SUPPLIED RECORDS:
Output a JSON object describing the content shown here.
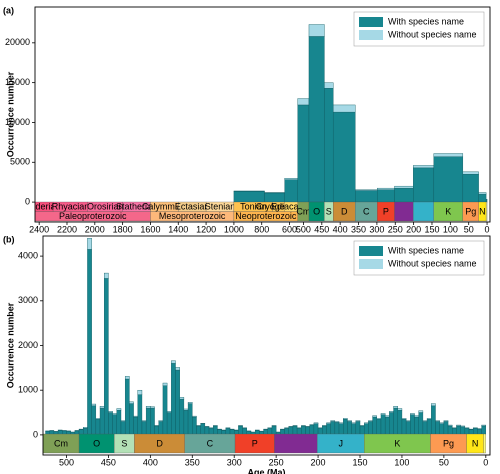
{
  "chart_data": [
    {
      "type": "histogram",
      "panel_label": "(a)",
      "ylabel": "Occurrence number",
      "xscale": "broken",
      "xbreak": 500,
      "xlim": [
        2430,
        -8
      ],
      "ylim": [
        -2500,
        24500
      ],
      "xticks": [
        2400,
        2200,
        2000,
        1800,
        1600,
        1400,
        1200,
        1000,
        800,
        600,
        500,
        450,
        400,
        350,
        300,
        250,
        200,
        150,
        100,
        50,
        0
      ],
      "yticks": [
        0,
        5000,
        10000,
        15000,
        20000
      ],
      "legend": "upper right",
      "stacked": true,
      "bins": [
        1000,
        780,
        635,
        541,
        485,
        443,
        419,
        359,
        299,
        252,
        201,
        145,
        66,
        23,
        2.6,
        0
      ],
      "series": [
        {
          "name": "With species name",
          "color": "#17868f",
          "values": [
            1350,
            1150,
            2800,
            12200,
            20800,
            14300,
            11300,
            1450,
            1550,
            1750,
            4300,
            5700,
            3500,
            1000,
            300
          ]
        },
        {
          "name": "Without species name",
          "color": "#a6d9e6",
          "values": [
            50,
            50,
            200,
            800,
            1500,
            700,
            900,
            100,
            200,
            250,
            300,
            400,
            300,
            200,
            50
          ]
        }
      ],
      "timescale": [
        {
          "name": "Paleoproterozoic",
          "rank": "era",
          "start": 2500,
          "end": 1600,
          "color": "#f4678a"
        },
        {
          "name": "Mesoproterozoic",
          "rank": "era",
          "start": 1600,
          "end": 1000,
          "color": "#fdb87a"
        },
        {
          "name": "Neoproterozoic",
          "rank": "era",
          "start": 1000,
          "end": 541,
          "color": "#fdb44e"
        },
        {
          "name": "Siderian",
          "rank": "period",
          "start": 2500,
          "end": 2300,
          "color": "#f74f7c"
        },
        {
          "name": "Rhyacian",
          "rank": "period",
          "start": 2300,
          "end": 2050,
          "color": "#f75b89"
        },
        {
          "name": "Orosirian",
          "rank": "period",
          "start": 2050,
          "end": 1800,
          "color": "#f76898"
        },
        {
          "name": "Statherian",
          "rank": "period",
          "start": 1800,
          "end": 1600,
          "color": "#f875a7"
        },
        {
          "name": "Calymmian",
          "rank": "period",
          "start": 1600,
          "end": 1400,
          "color": "#fdc07a"
        },
        {
          "name": "Ectasian",
          "rank": "period",
          "start": 1400,
          "end": 1200,
          "color": "#f3cc8a"
        },
        {
          "name": "Stenian",
          "rank": "period",
          "start": 1200,
          "end": 1000,
          "color": "#fed99a"
        },
        {
          "name": "Tonian",
          "rank": "period",
          "start": 1000,
          "end": 720,
          "color": "#fec24e"
        },
        {
          "name": "Cryogenian",
          "rank": "period",
          "start": 720,
          "end": 635,
          "color": "#fecc5c"
        },
        {
          "name": "Ediacaran",
          "rank": "period",
          "start": 635,
          "end": 541,
          "color": "#fed96a"
        },
        {
          "name": "Cm",
          "rank": "period",
          "start": 541,
          "end": 485,
          "color": "#7fa056"
        },
        {
          "name": "O",
          "rank": "period",
          "start": 485,
          "end": 443,
          "color": "#009270"
        },
        {
          "name": "S",
          "rank": "period",
          "start": 443,
          "end": 419,
          "color": "#b3e1b6"
        },
        {
          "name": "D",
          "rank": "period",
          "start": 419,
          "end": 359,
          "color": "#cb8c37"
        },
        {
          "name": "C",
          "rank": "period",
          "start": 359,
          "end": 299,
          "color": "#67a599"
        },
        {
          "name": "P",
          "rank": "period",
          "start": 299,
          "end": 252,
          "color": "#f04028"
        },
        {
          "name": null,
          "rank": "period",
          "start": 252,
          "end": 201,
          "color": "#812b92"
        },
        {
          "name": null,
          "rank": "period",
          "start": 201,
          "end": 145,
          "color": "#34b2c9"
        },
        {
          "name": "K",
          "rank": "period",
          "start": 145,
          "end": 66,
          "color": "#7fc64e"
        },
        {
          "name": "Pg",
          "rank": "period",
          "start": 66,
          "end": 23,
          "color": "#fd9a52"
        },
        {
          "name": "N",
          "rank": "period",
          "start": 23,
          "end": 2.6,
          "color": "#ffe619"
        },
        {
          "name": null,
          "rank": "period",
          "start": 2.6,
          "end": 0,
          "color": "#f9f97f"
        }
      ]
    },
    {
      "type": "histogram",
      "panel_label": "(b)",
      "ylabel": "Occurrence number",
      "xlabel": "Age (Ma)",
      "xlim": [
        528,
        -5
      ],
      "ylim": [
        -450,
        4450
      ],
      "xticks": [
        500,
        450,
        400,
        350,
        300,
        250,
        200,
        150,
        100,
        50,
        0
      ],
      "yticks": [
        0,
        1000,
        2000,
        3000,
        4000
      ],
      "legend": "upper right",
      "stacked": true,
      "bins": [
        525,
        520,
        515,
        510,
        505,
        500,
        495,
        490,
        485,
        480,
        475,
        470,
        465,
        460,
        455,
        450,
        445,
        440,
        435,
        430,
        425,
        420,
        415,
        410,
        405,
        400,
        395,
        390,
        385,
        380,
        375,
        370,
        365,
        360,
        355,
        350,
        345,
        340,
        335,
        330,
        325,
        320,
        315,
        310,
        305,
        300,
        295,
        290,
        285,
        280,
        275,
        270,
        265,
        260,
        255,
        250,
        245,
        240,
        235,
        230,
        225,
        220,
        215,
        210,
        205,
        200,
        195,
        190,
        185,
        180,
        175,
        170,
        165,
        160,
        155,
        150,
        145,
        140,
        135,
        130,
        125,
        120,
        115,
        110,
        105,
        100,
        95,
        90,
        85,
        80,
        75,
        70,
        65,
        60,
        55,
        50,
        45,
        40,
        35,
        30,
        25,
        20,
        15,
        10,
        5,
        0
      ],
      "series": [
        {
          "name": "With species name",
          "color": "#17868f",
          "values": [
            80,
            90,
            70,
            100,
            90,
            80,
            60,
            90,
            120,
            150,
            4150,
            650,
            350,
            600,
            3500,
            500,
            450,
            550,
            300,
            1250,
            700,
            400,
            900,
            300,
            600,
            600,
            200,
            300,
            1100,
            500,
            1600,
            1450,
            800,
            550,
            700,
            400,
            200,
            250,
            180,
            150,
            200,
            120,
            100,
            150,
            120,
            100,
            200,
            150,
            80,
            60,
            100,
            80,
            120,
            150,
            200,
            60,
            120,
            150,
            180,
            200,
            150,
            200,
            180,
            220,
            250,
            150,
            200,
            250,
            300,
            280,
            250,
            350,
            300,
            250,
            300,
            200,
            250,
            300,
            400,
            350,
            450,
            400,
            500,
            600,
            550,
            350,
            300,
            450,
            400,
            500,
            300,
            350,
            650,
            300,
            250,
            300,
            200,
            150,
            200,
            180,
            150,
            120,
            150,
            130,
            200
          ]
        },
        {
          "name": "Without species name",
          "color": "#a6d9e6",
          "values": [
            10,
            10,
            10,
            10,
            10,
            10,
            5,
            10,
            10,
            20,
            250,
            40,
            20,
            40,
            120,
            30,
            30,
            40,
            20,
            60,
            40,
            20,
            100,
            20,
            40,
            30,
            10,
            20,
            60,
            30,
            60,
            60,
            40,
            30,
            30,
            20,
            10,
            10,
            10,
            10,
            10,
            10,
            10,
            10,
            10,
            10,
            10,
            10,
            10,
            5,
            10,
            5,
            10,
            10,
            10,
            5,
            10,
            10,
            10,
            10,
            10,
            10,
            10,
            10,
            20,
            10,
            10,
            20,
            20,
            20,
            20,
            20,
            20,
            20,
            20,
            10,
            20,
            20,
            30,
            20,
            30,
            30,
            30,
            40,
            40,
            20,
            20,
            30,
            30,
            40,
            20,
            20,
            50,
            20,
            20,
            20,
            20,
            10,
            20,
            20,
            10,
            10,
            10,
            10,
            20
          ]
        }
      ],
      "timescale": [
        {
          "name": "Cm",
          "rank": "period",
          "start": 541,
          "end": 485,
          "color": "#7fa056"
        },
        {
          "name": "O",
          "rank": "period",
          "start": 485,
          "end": 443,
          "color": "#009270"
        },
        {
          "name": "S",
          "rank": "period",
          "start": 443,
          "end": 419,
          "color": "#b3e1b6"
        },
        {
          "name": "D",
          "rank": "period",
          "start": 419,
          "end": 359,
          "color": "#cb8c37"
        },
        {
          "name": "C",
          "rank": "period",
          "start": 359,
          "end": 299,
          "color": "#67a599"
        },
        {
          "name": "P",
          "rank": "period",
          "start": 299,
          "end": 252,
          "color": "#f04028"
        },
        {
          "name": null,
          "rank": "period",
          "start": 252,
          "end": 201,
          "color": "#812b92"
        },
        {
          "name": "J",
          "rank": "period",
          "start": 201,
          "end": 145,
          "color": "#34b2c9"
        },
        {
          "name": "K",
          "rank": "period",
          "start": 145,
          "end": 66,
          "color": "#7fc64e"
        },
        {
          "name": "Pg",
          "rank": "period",
          "start": 66,
          "end": 23,
          "color": "#fd9a52"
        },
        {
          "name": "N",
          "rank": "period",
          "start": 23,
          "end": 2.6,
          "color": "#ffe619"
        },
        {
          "name": null,
          "rank": "period",
          "start": 2.6,
          "end": 0,
          "color": "#f9f97f"
        }
      ]
    }
  ]
}
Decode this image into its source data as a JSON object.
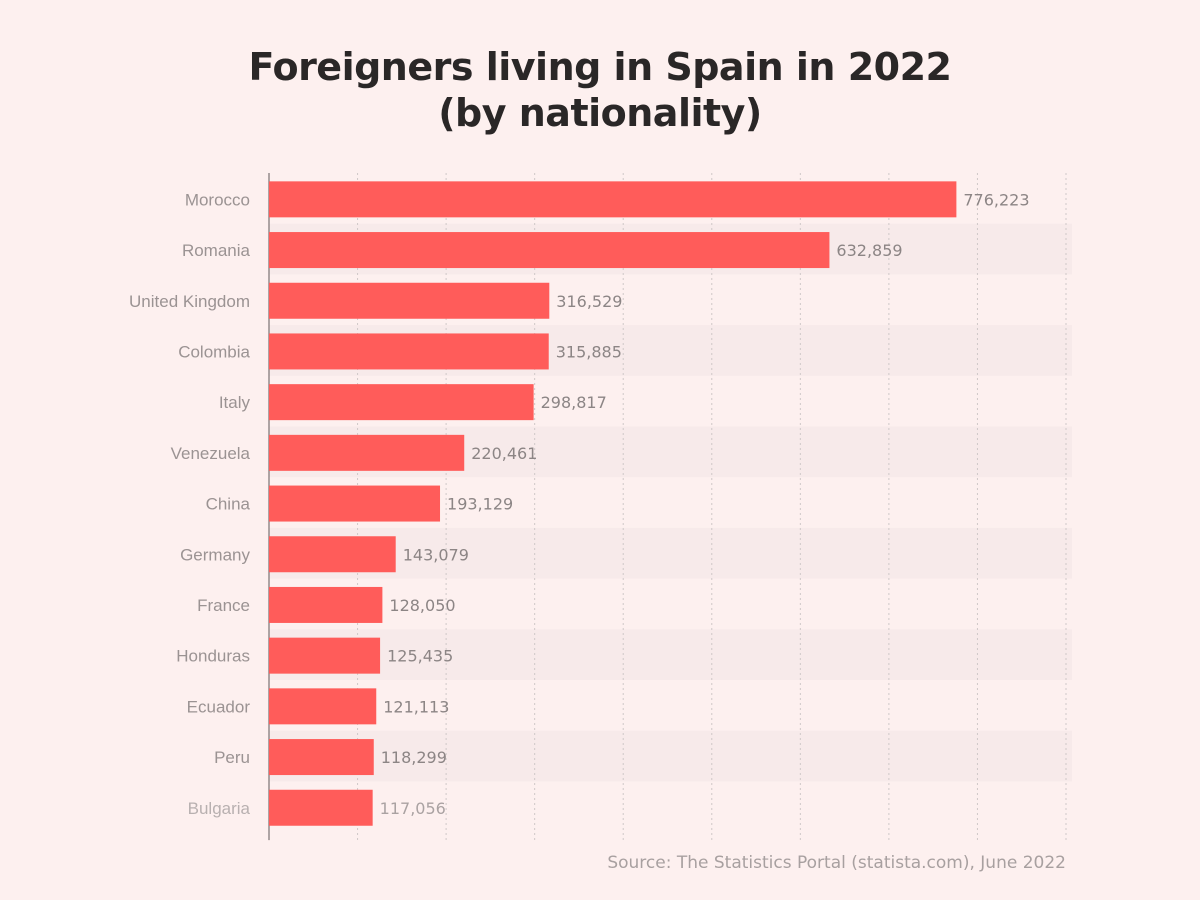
{
  "title_line1": "Foreigners living in Spain in 2022",
  "title_line2": "(by nationality)",
  "source": "Source: The Statistics Portal (statista.com), June 2022",
  "colors": {
    "background": "#fdf0ef",
    "bar": "#ff5c5a",
    "label": "#9b9393",
    "value": "#8c8585",
    "grid": "#cfc8c8",
    "band": "#f7eaea"
  },
  "chart_data": {
    "type": "bar",
    "orientation": "horizontal",
    "categories": [
      "Morocco",
      "Romania",
      "United Kingdom",
      "Colombia",
      "Italy",
      "Venezuela",
      "China",
      "Germany",
      "France",
      "Honduras",
      "Ecuador",
      "Peru",
      "Bulgaria"
    ],
    "values": [
      776223,
      632859,
      316529,
      315885,
      298817,
      220461,
      193129,
      143079,
      128050,
      125435,
      121113,
      118299,
      117056
    ],
    "value_labels": [
      "776,223",
      "632,859",
      "316,529",
      "315,885",
      "298,817",
      "220,461",
      "193,129",
      "143,079",
      "128,050",
      "125,435",
      "121,113",
      "118,299",
      "117,056"
    ],
    "xlim": [
      0,
      900000
    ],
    "grid": true,
    "grid_step": 100000
  }
}
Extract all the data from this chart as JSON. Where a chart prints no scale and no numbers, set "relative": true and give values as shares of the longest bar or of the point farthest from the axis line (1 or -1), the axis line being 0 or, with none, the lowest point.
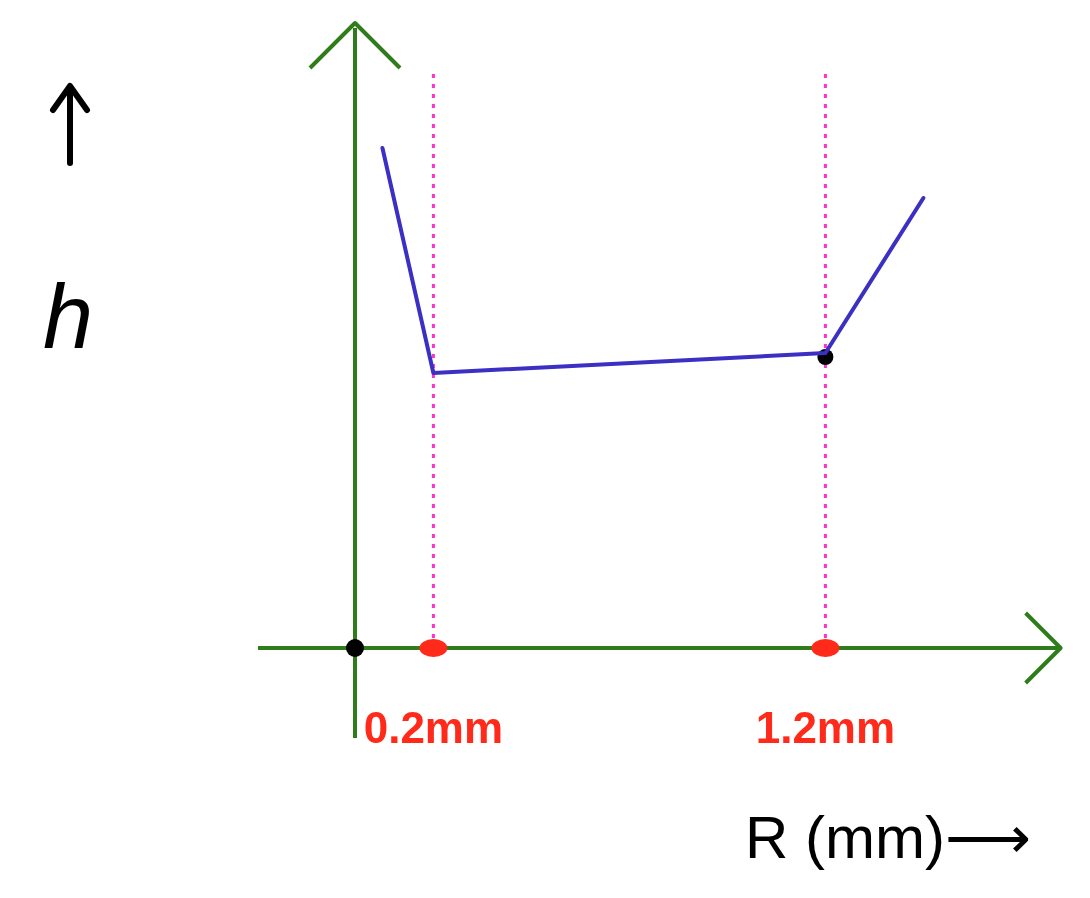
{
  "chart_data": {
    "type": "line",
    "xlabel": "R (mm)⟶",
    "ylabel": "h",
    "relative": true,
    "x": [
      0.07,
      0.2,
      1.2,
      1.45
    ],
    "series": [
      {
        "color": "#3b2fc4",
        "values": [
          1,
          0.55,
          0.59,
          0.9
        ]
      }
    ],
    "xlim": [
      0,
      1.8
    ],
    "xticks": [
      {
        "value": 0.2,
        "label": "0.2mm"
      },
      {
        "value": 1.2,
        "label": "1.2mm"
      }
    ],
    "ref_lines": [
      {
        "axis": "x",
        "value": 0.2,
        "color": "#ff33cc",
        "line_style": "dotted"
      },
      {
        "axis": "x",
        "value": 1.2,
        "color": "#ff33cc",
        "line_style": "dotted"
      }
    ],
    "grid": false
  }
}
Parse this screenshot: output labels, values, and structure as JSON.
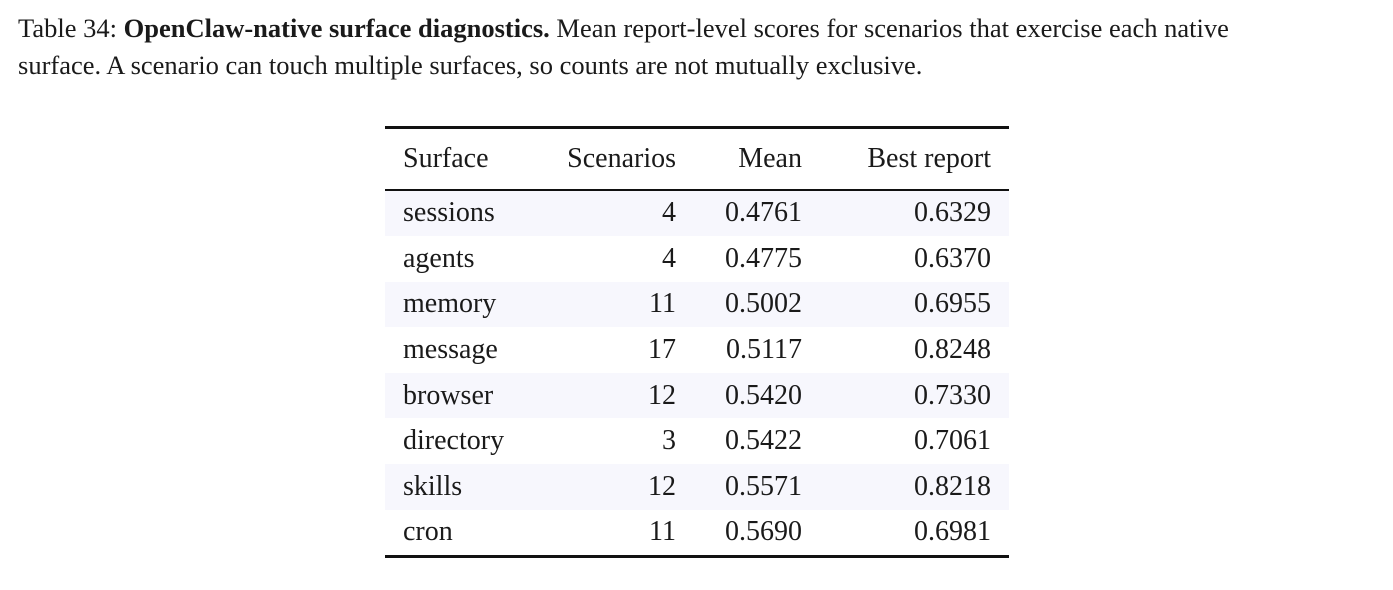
{
  "caption": {
    "label": "Table 34: ",
    "title": "OpenClaw-native surface diagnostics.",
    "text_line1": " Mean report-level scores for scenarios that exercise each native",
    "text_line2": "surface. A scenario can touch multiple surfaces, so counts are not mutually exclusive."
  },
  "table": {
    "headers": {
      "surface": "Surface",
      "scenarios": "Scenarios",
      "mean": "Mean",
      "best": "Best report"
    },
    "rows": [
      {
        "surface": "sessions",
        "scenarios": "4",
        "mean": "0.4761",
        "best": "0.6329"
      },
      {
        "surface": "agents",
        "scenarios": "4",
        "mean": "0.4775",
        "best": "0.6370"
      },
      {
        "surface": "memory",
        "scenarios": "11",
        "mean": "0.5002",
        "best": "0.6955"
      },
      {
        "surface": "message",
        "scenarios": "17",
        "mean": "0.5117",
        "best": "0.8248"
      },
      {
        "surface": "browser",
        "scenarios": "12",
        "mean": "0.5420",
        "best": "0.7330"
      },
      {
        "surface": "directory",
        "scenarios": "3",
        "mean": "0.5422",
        "best": "0.7061"
      },
      {
        "surface": "skills",
        "scenarios": "12",
        "mean": "0.5571",
        "best": "0.8218"
      },
      {
        "surface": "cron",
        "scenarios": "11",
        "mean": "0.5690",
        "best": "0.6981"
      }
    ]
  }
}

WHAT YOU WILL DO: All lines above with "type" in them should be returned.

TASK ANSWER:
      "type": "histogram",
      "type": "histogram",
    "type": "bar",
    "type": "line",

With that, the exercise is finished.